# JOB
Set all the material down again unchanged, without the pictures.

# DATA EXTRACT
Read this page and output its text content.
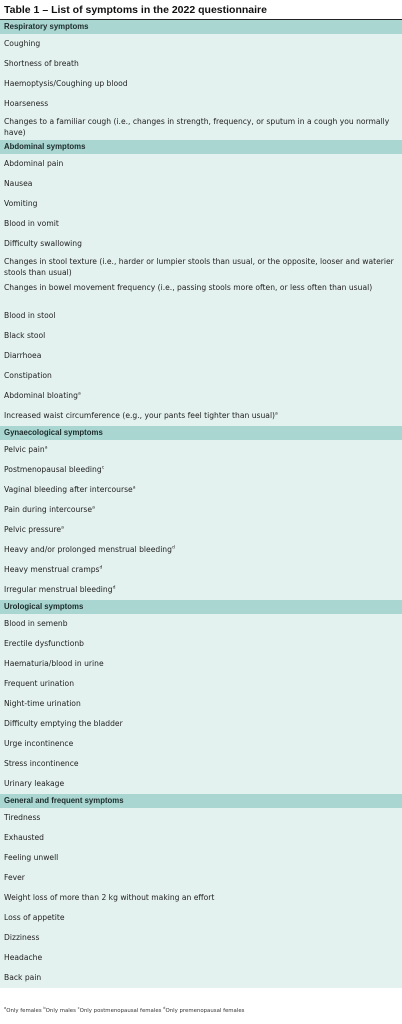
Table 1 – List of symptoms in the 2022 questionnaire
Respiratory symptoms
Coughing
Shortness of breath
Haemoptysis/Coughing up blood
Hoarseness
Changes to a familiar cough (i.e., changes in strength, frequency, or sputum in a cough you normally have)
Abdominal symptoms
Abdominal pain
Nausea
Vomiting
Blood in vomit
Difficulty swallowing
Changes in stool texture (i.e., harder or lumpier stools than usual, or the opposite, looser and waterier stools than usual)
Changes in bowel movement frequency (i.e., passing stools more often, or less often than usual)
Blood in stool
Black stool
Diarrhoea
Constipation
Abdominal bloating$^a$
Increased waist circumference (e.g., your pants feel tighter than usual)$^a$
Gynaecological symptoms
Pelvic pain$^a$
Postmenopausal bleeding$^c$
Vaginal bleeding after intercourse$^a$
Pain during intercourse$^a$
Pelvic pressure$^a$
Heavy and/or prolonged menstrual bleeding$^d$
Heavy menstrual cramps$^d$
Irregular menstrual bleeding$^d$
Urological symptoms
Blood in semenb
Erectile dysfunctionb
Haematuria/blood in urine
Frequent urination
Night-time urination
Difficulty emptying the bladder
Urge incontinence
Stress incontinence
Urinary leakage
General and frequent symptoms
Tiredness
Exhausted
Feeling unwell
Fever
Weight loss of more than 2 kg without making an effort
Loss of appetite
Dizziness
Headache
Back pain
$^a$Only females $^b$Only males $^c$Only postmenopausal females $^d$Only premenopausal females
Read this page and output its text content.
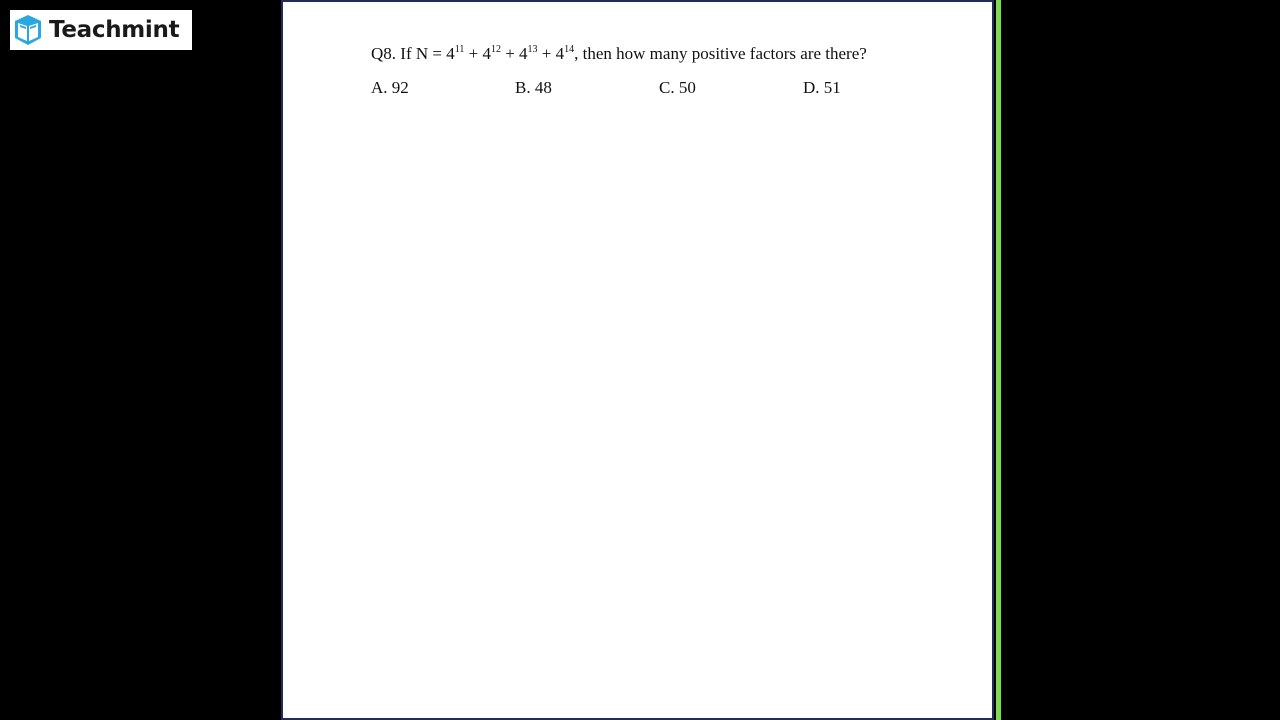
Teachmint
Q8. If $N = 4^{11} + 4^{12} + 4^{13} + 4^{14}$, then how many positive factors are there?
A. 92	B. 48	C. 50	D. 51
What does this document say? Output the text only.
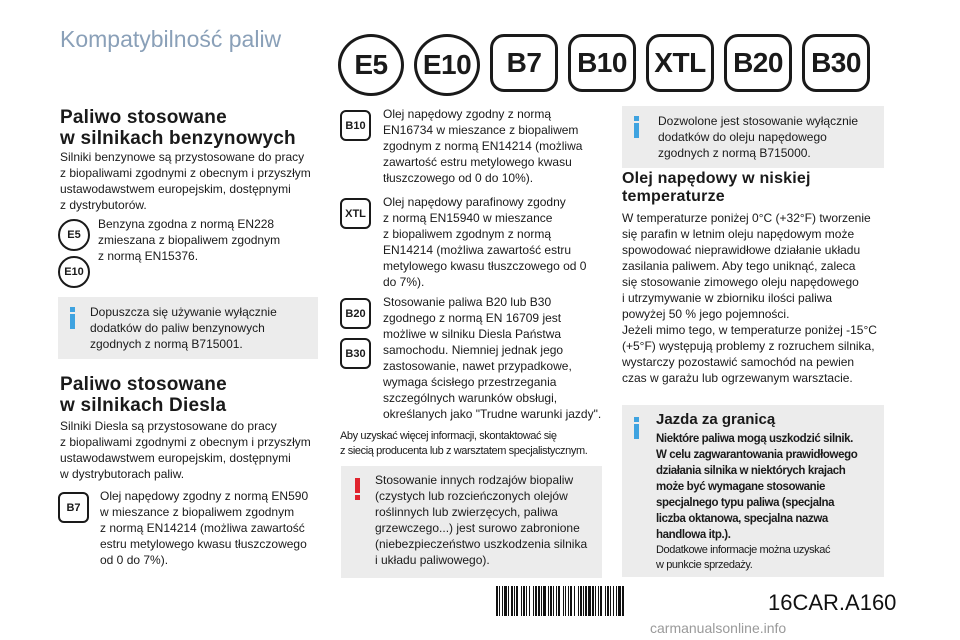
Kompatybilność paliw
E5	E10	B7	B10 XTL B20	B30
Paliwo stosowane
w silnikach benzynowych
Silniki benzynowe są przystosowane do pracy
z biopaliwami zgodnymi z obecnym i przyszłym
ustawodawstwem europejskim, dostępnymi
z dystrybutorów.
E5
E10
Benzyna zgodna z normą EN228
zmieszana z biopaliwem zgodnym
z normą EN15376.
Dopuszcza się używanie wyłącznie
dodatków do paliw benzynowych
zgodnych z normą B715001.
Paliwo stosowane
w silnikach Diesla
Silniki Diesla są przystosowane do pracy
z biopaliwami zgodnymi z obecnym i przyszłym
ustawodawstwem europejskim, dostępnymi
w dystrybutorach paliw.
B7
Olej napędowy zgodny z normą EN590
w mieszance z biopaliwem zgodnym
z normą EN14214 (możliwa zawartość
estru metylowego kwasu tłuszczowego
od 0 do 7%).
B10
Olej napędowy zgodny z normą
EN16734 w mieszance z biopaliwem
zgodnym z normą EN14214 (możliwa
zawartość estru metylowego kwasu
tłuszczowego od 0 do 10%).
XTL
Olej napędowy parafinowy zgodny
z normą EN15940 w mieszance
z biopaliwem zgodnym z normą
EN14214 (możliwa zawartość estru
metylowego kwasu tłuszczowego od 0
do 7%).
B20
B30
Stosowanie paliwa B20 lub B30
zgodnego z normą EN 16709 jest
możliwe w silniku Diesla Państwa
samochodu. Niemniej jednak jego
zastosowanie, nawet przypadkowe,
wymaga ścisłego przestrzegania
szczególnych warunków obsługi,
określanych jako "Trudne warunki jazdy".
Aby uzyskać więcej informacji, skontaktować się
z siecią producenta lub z warsztatem specjalistycznym.
Stosowanie innych rodzajów biopaliw
(czystych lub rozcieńczonych olejów
roślinnych lub zwierzęcych, paliwa
grzewczego...) jest surowo zabronione
(niebezpieczeństwo uszkodzenia silnika
i układu paliwowego).
Dozwolone jest stosowanie wyłącznie
dodatków do oleju napędowego
zgodnych z normą B715000.
Olej napędowy w niskiej
temperaturze
W temperaturze poniżej 0°C (+32°F) tworzenie
się parafin w letnim oleju napędowym może
spowodować nieprawidłowe działanie układu
zasilania paliwem. Aby tego uniknąć, zaleca
się stosowanie zimowego oleju napędowego
i utrzymywanie w zbiorniku ilości paliwa
powyżej 50 % jego pojemności.
Jeżeli mimo tego, w temperaturze poniżej -15°C
(+5°F) występują problemy z rozruchem silnika,
wystarczy pozostawić samochód na pewien
czas w garażu lub ogrzewanym warsztacie.
Jazda za granicą
Niektóre paliwa mogą uszkodzić silnik.
W celu zagwarantowania prawidłowego
działania silnika w niektórych krajach
może być wymagane stosowanie
specjalnego typu paliwa (specjalna
liczba oktanowa, specjalna nazwa
handlowa itp.).
Dodatkowe informacje można uzyskać
w punkcie sprzedaży.
16CAR.A160
carmanualsonline.info
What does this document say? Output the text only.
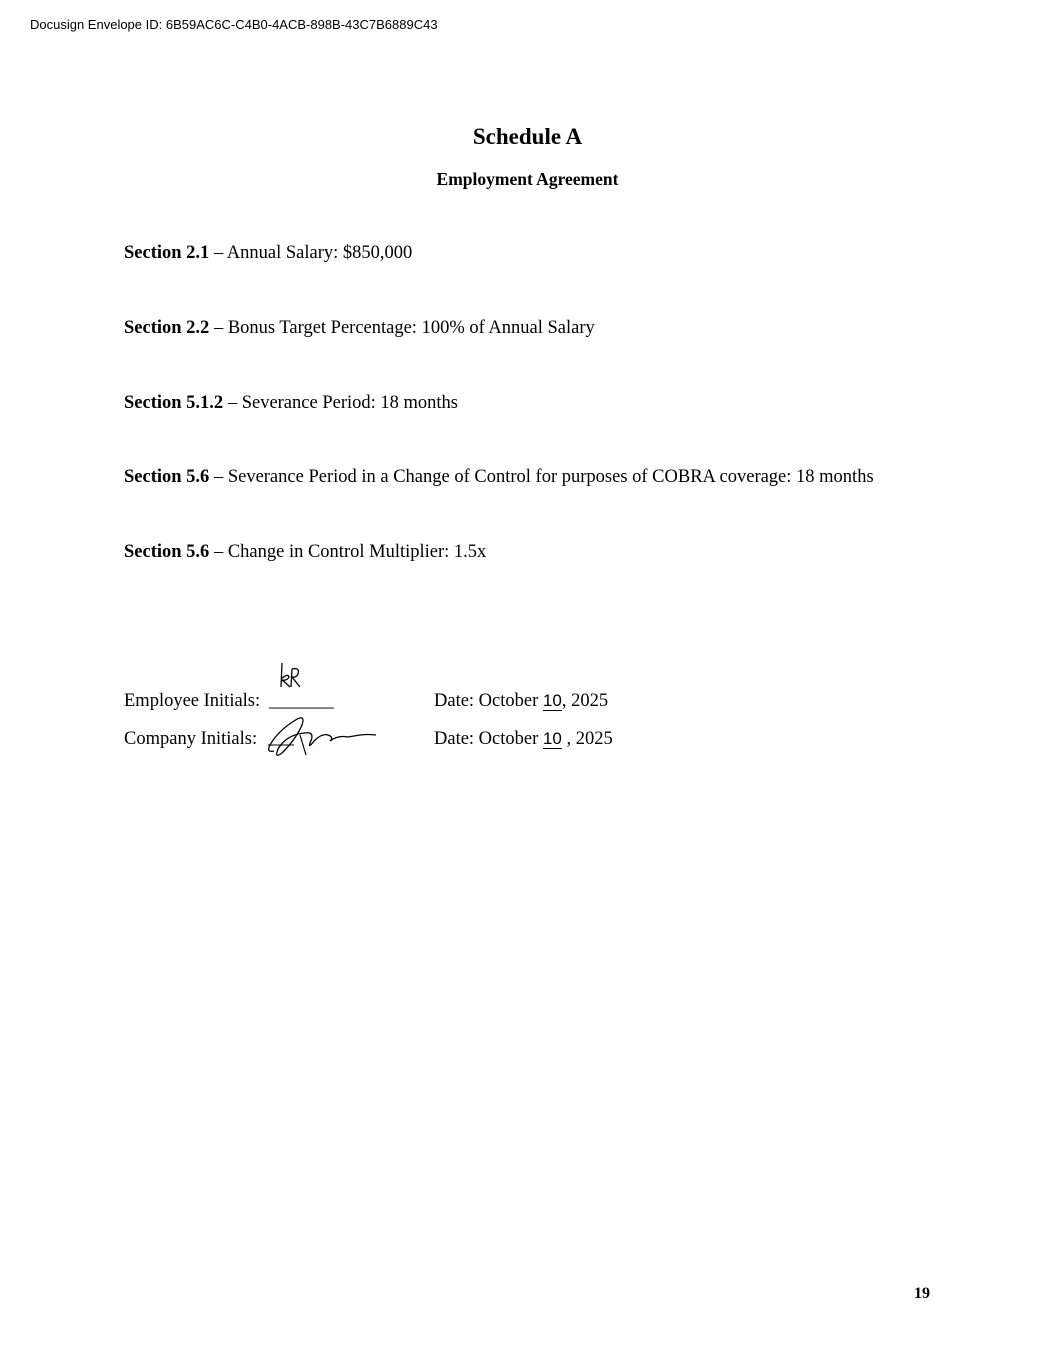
Docusign Envelope ID: 6B59AC6C-C4B0-4ACB-898B-43C7B6889C43
Schedule A
Employment Agreement
Section 2.1 – Annual Salary: $850,000
Section 2.2 – Bonus Target Percentage: 100% of Annual Salary
Section 5.1.2 – Severance Period: 18 months
Section 5.6 – Severance Period in a Change of Control for purposes of COBRA coverage: 18 months
Section 5.6 – Change in Control Multiplier: 1.5x
Employee Initials: _______	Date: October 10, 2025
Company Initials:	Date: October 10 , 2025
19
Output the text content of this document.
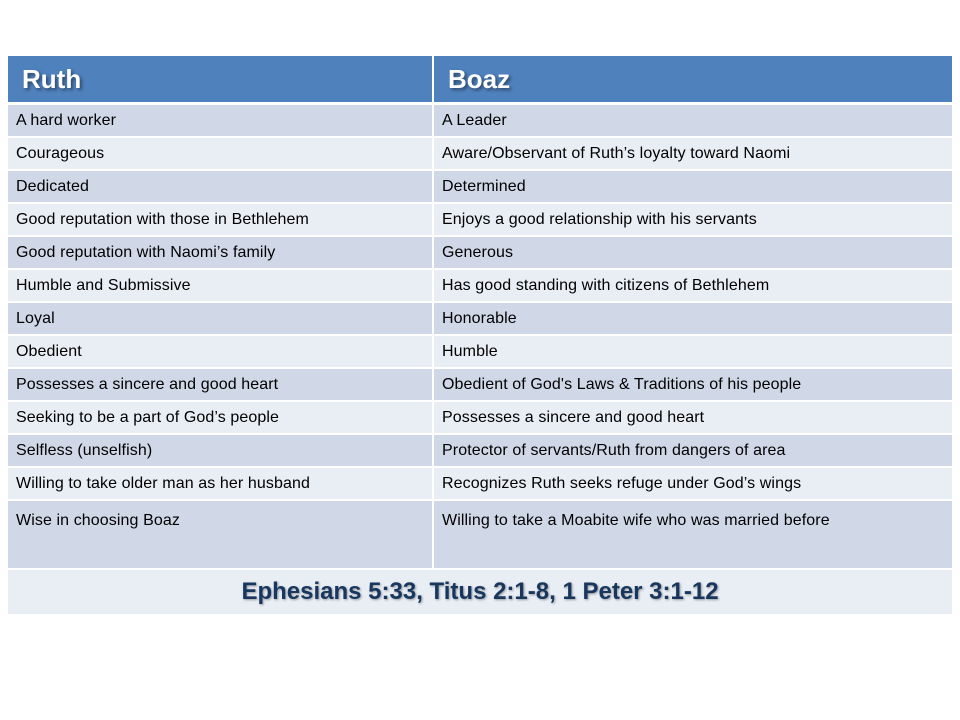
Ruth	Boaz
A hard worker	A Leader
Courageous	Aware/Observant of Ruth’s loyalty toward Naomi
Dedicated	Determined
Good reputation with those in Bethlehem	Enjoys a good relationship with his servants
Good reputation with Naomi’s family	Generous
Humble and Submissive	Has good standing with citizens of Bethlehem
Loyal	Honorable
Obedient	Humble
Possesses a sincere and good heart	Obedient of God's Laws & Traditions of his people
Seeking to be a part of God’s people	Possesses a sincere and good heart
Selfless (unselfish)	Protector of servants/Ruth from dangers of area
Willing to take older man as her husband	Recognizes Ruth seeks refuge under God’s wings
Wise in choosing Boaz	Willing to take a Moabite wife who was married before
Ephesians 5:33, Titus 2:1-8, 1 Peter 3:1-12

# EXERCISE RESPONSE
Read this page and output its text content.
Table 1 – List of symptoms in the 2022 questionnaire
Respiratory symptoms
Coughing
Shortness of breath
Haemoptysis/Coughing up blood
Hoarseness
Changes to a familiar cough (i.e., changes in strength, frequency, or sputum in a cough you normally have)
Abdominal symptoms
Abdominal pain
Nausea
Vomiting
Blood in vomit
Difficulty swallowing
Changes in stool texture (i.e., harder or lumpier stools than usual, or the opposite, looser and waterier stools than usual)
Changes in bowel movement frequency (i.e., passing stools more often, or less often than usual)
Blood in stool
Black stool
Diarrhoea
Constipation
Abdominal bloating$^a$
Increased waist circumference (e.g., your pants feel tighter than usual)$^a$
Gynaecological symptoms
Pelvic pain$^a$
Postmenopausal bleeding$^c$
Vaginal bleeding after intercourse$^a$
Pain during intercourse$^a$
Pelvic pressure$^a$
Heavy and/or prolonged menstrual bleeding$^d$
Heavy menstrual cramps$^d$
Irregular menstrual bleeding$^d$
Urological symptoms
Blood in semenb
Erectile dysfunctionb
Haematuria/blood in urine
Frequent urination
Night-time urination
Difficulty emptying the bladder
Urge incontinence
Stress incontinence
Urinary leakage
General and frequent symptoms
Tiredness
Exhausted
Feeling unwell
Fever
Weight loss of more than 2 kg without making an effort
Loss of appetite
Dizziness
Headache
Back pain
$^a$Only females $^b$Only males $^c$Only postmenopausal females $^d$Only premenopausal females
Read this page and output its text content.
Teachmint
Q8. If $N = 4^{11} + 4^{12} + 4^{13} + 4^{14}$, then how many positive factors are there?
A. 92	B. 48	C. 50	D. 51
What does this document say? Output the text only.
Kompatybilność paliw
E5	E10	B7	B10 XTL B20	B30
Paliwo stosowane
w silnikach benzynowych
Silniki benzynowe są przystosowane do pracy
z biopaliwami zgodnymi z obecnym i przyszłym
ustawodawstwem europejskim, dostępnymi
z dystrybutorów.
E5
E10
Benzyna zgodna z normą EN228
zmieszana z biopaliwem zgodnym
z normą EN15376.
Dopuszcza się używanie wyłącznie
dodatków do paliw benzynowych
zgodnych z normą B715001.
Paliwo stosowane
w silnikach Diesla
Silniki Diesla są przystosowane do pracy
z biopaliwami zgodnymi z obecnym i przyszłym
ustawodawstwem europejskim, dostępnymi
w dystrybutorach paliw.
B7
Olej napędowy zgodny z normą EN590
w mieszance z biopaliwem zgodnym
z normą EN14214 (możliwa zawartość
estru metylowego kwasu tłuszczowego
od 0 do 7%).
B10
Olej napędowy zgodny z normą
EN16734 w mieszance z biopaliwem
zgodnym z normą EN14214 (możliwa
zawartość estru metylowego kwasu
tłuszczowego od 0 do 10%).
XTL
Olej napędowy parafinowy zgodny
z normą EN15940 w mieszance
z biopaliwem zgodnym z normą
EN14214 (możliwa zawartość estru
metylowego kwasu tłuszczowego od 0
do 7%).
B20
B30
Stosowanie paliwa B20 lub B30
zgodnego z normą EN 16709 jest
możliwe w silniku Diesla Państwa
samochodu. Niemniej jednak jego
zastosowanie, nawet przypadkowe,
wymaga ścisłego przestrzegania
szczególnych warunków obsługi,
określanych jako "Trudne warunki jazdy".
Aby uzyskać więcej informacji, skontaktować się
z siecią producenta lub z warsztatem specjalistycznym.
Stosowanie innych rodzajów biopaliw
(czystych lub rozcieńczonych olejów
roślinnych lub zwierzęcych, paliwa
grzewczego...) jest surowo zabronione
(niebezpieczeństwo uszkodzenia silnika
i układu paliwowego).
Dozwolone jest stosowanie wyłącznie
dodatków do oleju napędowego
zgodnych z normą B715000.
Olej napędowy w niskiej
temperaturze
W temperaturze poniżej 0°C (+32°F) tworzenie
się parafin w letnim oleju napędowym może
spowodować nieprawidłowe działanie układu
zasilania paliwem. Aby tego uniknąć, zaleca
się stosowanie zimowego oleju napędowego
i utrzymywanie w zbiorniku ilości paliwa
powyżej 50 % jego pojemności.
Jeżeli mimo tego, w temperaturze poniżej -15°C
(+5°F) występują problemy z rozruchem silnika,
wystarczy pozostawić samochód na pewien
czas w garażu lub ogrzewanym warsztacie.
Jazda za granicą
Niektóre paliwa mogą uszkodzić silnik.
W celu zagwarantowania prawidłowego
działania silnika w niektórych krajach
może być wymagane stosowanie
specjalnego typu paliwa (specjalna
liczba oktanowa, specjalna nazwa
handlowa itp.).
Dodatkowe informacje można uzyskać
w punkcie sprzedaży.
16CAR.A160
carmanualsonline.info
What does this document say? Output the text only.
Docusign Envelope ID: 6B59AC6C-C4B0-4ACB-898B-43C7B6889C43
Schedule A
Employment Agreement
Section 2.1 – Annual Salary: $850,000
Section 2.2 – Bonus Target Percentage: 100% of Annual Salary
Section 5.1.2 – Severance Period: 18 months
Section 5.6 – Severance Period in a Change of Control for purposes of COBRA coverage: 18 months
Section 5.6 – Change in Control Multiplier: 1.5x
Employee Initials: _______	Date: October 10, 2025
Company Initials:	Date: October 10 , 2025
19
Output the text content of this document.
Ruth	Boaz
A hard worker	A Leader
Courageous	Aware/Observant of Ruth’s loyalty toward Naomi
Dedicated	Determined
Good reputation with those in Bethlehem	Enjoys a good relationship with his servants
Good reputation with Naomi’s family	Generous
Humble and Submissive	Has good standing with citizens of Bethlehem
Loyal	Honorable
Obedient	Humble
Possesses a sincere and good heart	Obedient of God's Laws & Traditions of his people
Seeking to be a part of God’s people	Possesses a sincere and good heart
Selfless (unselfish)	Protector of servants/Ruth from dangers of area
Willing to take older man as her husband	Recognizes Ruth seeks refuge under God’s wings
Wise in choosing Boaz	Willing to take a Moabite wife who was married before
Ephesians 5:33, Titus 2:1-8, 1 Peter 3:1-12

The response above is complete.